Collected data

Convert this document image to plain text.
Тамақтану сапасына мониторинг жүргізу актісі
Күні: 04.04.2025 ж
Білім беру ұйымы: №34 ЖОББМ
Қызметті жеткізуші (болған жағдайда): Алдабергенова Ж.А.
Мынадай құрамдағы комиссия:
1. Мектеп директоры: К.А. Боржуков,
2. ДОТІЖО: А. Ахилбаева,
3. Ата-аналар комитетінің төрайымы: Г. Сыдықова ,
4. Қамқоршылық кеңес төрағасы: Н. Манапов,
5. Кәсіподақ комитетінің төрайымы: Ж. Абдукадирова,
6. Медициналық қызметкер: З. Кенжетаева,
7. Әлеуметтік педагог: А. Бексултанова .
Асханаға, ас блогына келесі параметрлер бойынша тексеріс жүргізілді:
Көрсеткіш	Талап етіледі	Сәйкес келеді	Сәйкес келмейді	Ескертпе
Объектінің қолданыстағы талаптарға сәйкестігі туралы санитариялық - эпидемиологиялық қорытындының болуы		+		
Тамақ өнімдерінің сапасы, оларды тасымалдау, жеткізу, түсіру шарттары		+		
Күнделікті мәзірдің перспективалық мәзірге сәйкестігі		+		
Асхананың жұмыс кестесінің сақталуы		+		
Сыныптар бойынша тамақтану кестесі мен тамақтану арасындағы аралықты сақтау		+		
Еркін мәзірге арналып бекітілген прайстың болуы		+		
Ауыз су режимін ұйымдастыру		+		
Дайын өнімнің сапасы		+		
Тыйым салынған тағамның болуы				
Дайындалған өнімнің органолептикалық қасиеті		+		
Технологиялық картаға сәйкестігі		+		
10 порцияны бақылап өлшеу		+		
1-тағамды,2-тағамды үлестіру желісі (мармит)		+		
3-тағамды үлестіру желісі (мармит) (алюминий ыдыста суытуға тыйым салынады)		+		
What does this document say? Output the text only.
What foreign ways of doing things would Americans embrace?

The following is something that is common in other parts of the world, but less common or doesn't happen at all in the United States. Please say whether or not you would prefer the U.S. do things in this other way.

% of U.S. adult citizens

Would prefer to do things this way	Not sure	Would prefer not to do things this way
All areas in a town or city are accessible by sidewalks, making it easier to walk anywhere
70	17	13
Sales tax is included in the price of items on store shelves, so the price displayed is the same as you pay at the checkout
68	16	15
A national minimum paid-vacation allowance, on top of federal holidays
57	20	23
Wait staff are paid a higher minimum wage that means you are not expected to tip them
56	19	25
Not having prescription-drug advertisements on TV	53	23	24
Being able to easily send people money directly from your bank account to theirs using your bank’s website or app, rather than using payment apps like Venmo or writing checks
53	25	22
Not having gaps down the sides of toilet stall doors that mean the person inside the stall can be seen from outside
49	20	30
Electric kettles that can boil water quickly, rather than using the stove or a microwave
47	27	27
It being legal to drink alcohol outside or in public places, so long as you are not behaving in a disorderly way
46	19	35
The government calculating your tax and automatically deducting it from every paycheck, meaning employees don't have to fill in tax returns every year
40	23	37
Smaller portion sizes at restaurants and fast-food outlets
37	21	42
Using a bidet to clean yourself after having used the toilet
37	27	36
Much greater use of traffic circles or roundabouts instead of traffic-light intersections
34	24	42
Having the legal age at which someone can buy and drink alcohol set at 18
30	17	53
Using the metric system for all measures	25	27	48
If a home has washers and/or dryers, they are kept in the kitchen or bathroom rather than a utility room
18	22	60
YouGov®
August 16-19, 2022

Short problem: Where a line in the entries holds the word "than", copy that line.

Result for this task:
Being able to easily send people money directly from your bank account to theirs using your bank’s website or app, rather than using payment apps like Venmo or writing checks
Electric kettles that can boil water quickly, rather than using the stove or a microwave
If a home has washers and/or dryers, they are kept in the kitchen or bathroom rather than a utility room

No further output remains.